LISTING
>>>

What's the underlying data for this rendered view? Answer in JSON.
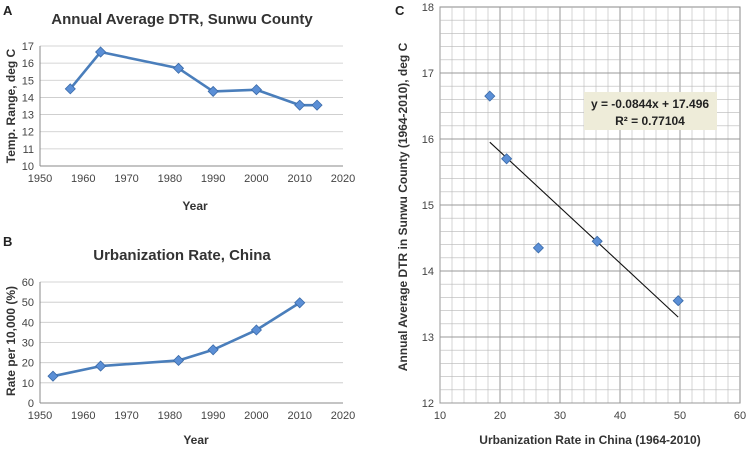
{
  "colors": {
    "series": "#4a7ebb",
    "marker": "#5b8fd6",
    "grid": "#b8b8b8",
    "axis": "#888888",
    "annotation_bg": "#eeecd9",
    "text": "#333333"
  },
  "chart_data": [
    {
      "id": "A",
      "panel_label": "A",
      "type": "line",
      "title": "Annual Average DTR, Sunwu County",
      "xlabel": "Year",
      "ylabel": "Temp. Range, deg C",
      "x": [
        1957,
        1964,
        1982,
        1990,
        2000,
        2010,
        2014
      ],
      "y": [
        14.5,
        16.65,
        15.7,
        14.35,
        14.45,
        13.55,
        13.55
      ],
      "xlim": [
        1950,
        2020
      ],
      "ylim": [
        10,
        17
      ],
      "xticks": [
        1950,
        1960,
        1970,
        1980,
        1990,
        2000,
        2010,
        2020
      ],
      "yticks": [
        10,
        11,
        12,
        13,
        14,
        15,
        16,
        17
      ],
      "grid": "horizontal"
    },
    {
      "id": "B",
      "panel_label": "B",
      "type": "line",
      "title": "Urbanization Rate, China",
      "xlabel": "Year",
      "ylabel": "Rate per 10,000 (%)",
      "x": [
        1953,
        1964,
        1982,
        1990,
        2000,
        2010
      ],
      "y": [
        13.3,
        18.3,
        21.1,
        26.4,
        36.2,
        49.7
      ],
      "xlim": [
        1950,
        2020
      ],
      "ylim": [
        0,
        60
      ],
      "xticks": [
        1950,
        1960,
        1970,
        1980,
        1990,
        2000,
        2010,
        2020
      ],
      "yticks": [
        0,
        10,
        20,
        30,
        40,
        50,
        60
      ],
      "grid": "horizontal"
    },
    {
      "id": "C",
      "panel_label": "C",
      "type": "scatter",
      "xlabel": "Urbanization Rate in China (1964-2010)",
      "ylabel": "Annual Average DTR in Sunwu County (1964-2010), deg C",
      "x": [
        18.3,
        21.1,
        26.4,
        36.2,
        49.7
      ],
      "y": [
        16.65,
        15.7,
        14.35,
        14.45,
        13.55
      ],
      "xlim": [
        10,
        60
      ],
      "ylim": [
        12,
        18
      ],
      "xticks": [
        10,
        20,
        30,
        40,
        50,
        60
      ],
      "yticks": [
        12,
        13,
        14,
        15,
        16,
        17,
        18
      ],
      "grid": "both-minor",
      "trendline": {
        "slope": -0.0844,
        "intercept": 17.496,
        "x_range": [
          18.3,
          49.7
        ]
      },
      "equation": "y = -0.0844x + 17.496",
      "r_squared": "R² = 0.77104"
    }
  ]
}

<<<

TASK DIRECTIONS
Lines that hold "Sunwu" are the ones to copy; find all of them.

PROBLEM SOLUTION
      "title": "Annual Average DTR, Sunwu County",
      "ylabel": "Annual Average DTR in Sunwu County (1964-2010), deg C",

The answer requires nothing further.